===== Material for this task =====

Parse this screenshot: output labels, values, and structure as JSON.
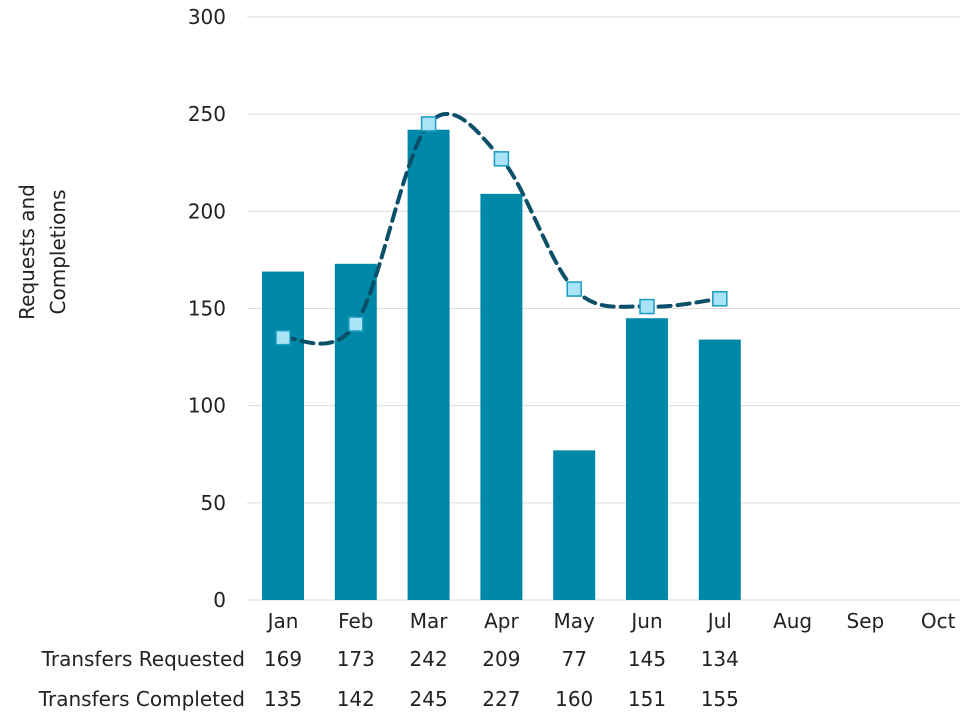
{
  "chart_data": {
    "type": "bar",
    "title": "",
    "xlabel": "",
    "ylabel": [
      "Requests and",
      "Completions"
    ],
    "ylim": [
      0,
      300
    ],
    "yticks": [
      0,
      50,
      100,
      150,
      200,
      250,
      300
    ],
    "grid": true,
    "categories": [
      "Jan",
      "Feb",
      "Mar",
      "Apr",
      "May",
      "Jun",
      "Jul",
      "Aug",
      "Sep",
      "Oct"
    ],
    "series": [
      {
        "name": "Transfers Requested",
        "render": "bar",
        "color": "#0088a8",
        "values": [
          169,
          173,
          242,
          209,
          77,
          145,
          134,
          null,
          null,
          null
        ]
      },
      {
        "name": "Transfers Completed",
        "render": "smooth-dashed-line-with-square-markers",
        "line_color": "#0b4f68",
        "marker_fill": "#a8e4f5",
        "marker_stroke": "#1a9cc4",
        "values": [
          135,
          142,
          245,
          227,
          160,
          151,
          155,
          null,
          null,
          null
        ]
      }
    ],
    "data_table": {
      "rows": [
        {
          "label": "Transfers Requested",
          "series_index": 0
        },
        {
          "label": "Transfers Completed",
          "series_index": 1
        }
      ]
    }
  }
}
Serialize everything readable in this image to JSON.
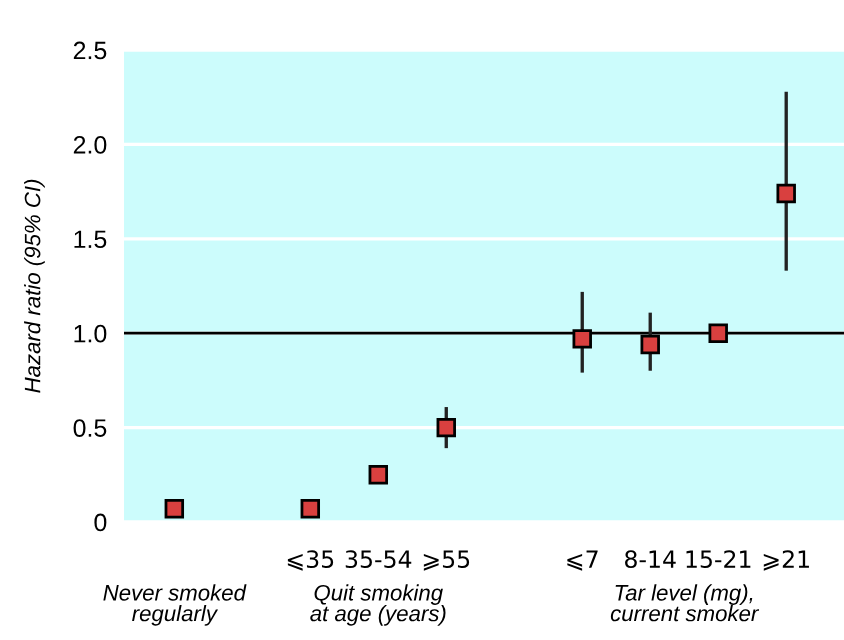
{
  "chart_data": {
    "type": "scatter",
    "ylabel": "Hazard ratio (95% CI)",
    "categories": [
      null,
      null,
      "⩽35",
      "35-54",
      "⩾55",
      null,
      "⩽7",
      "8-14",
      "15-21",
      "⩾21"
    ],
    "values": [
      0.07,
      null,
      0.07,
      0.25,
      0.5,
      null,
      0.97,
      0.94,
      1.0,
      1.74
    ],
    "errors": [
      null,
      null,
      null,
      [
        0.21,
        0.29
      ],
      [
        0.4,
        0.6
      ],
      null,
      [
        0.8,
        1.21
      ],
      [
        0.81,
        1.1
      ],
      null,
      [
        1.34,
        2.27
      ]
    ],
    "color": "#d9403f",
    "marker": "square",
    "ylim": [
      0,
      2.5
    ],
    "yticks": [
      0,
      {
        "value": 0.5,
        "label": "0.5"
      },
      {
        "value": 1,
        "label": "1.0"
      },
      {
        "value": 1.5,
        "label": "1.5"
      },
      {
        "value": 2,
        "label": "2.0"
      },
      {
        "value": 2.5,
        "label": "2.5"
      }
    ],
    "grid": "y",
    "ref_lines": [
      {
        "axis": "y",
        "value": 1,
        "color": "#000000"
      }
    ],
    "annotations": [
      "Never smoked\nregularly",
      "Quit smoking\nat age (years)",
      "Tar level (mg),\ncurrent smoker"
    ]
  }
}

=====

Work to be completed =>
Check each line above for the string "square", then copy the ones that have it.

Response to this exercise =>
        "render": "smooth-dashed-line-with-square-markers",
    "marker": "square",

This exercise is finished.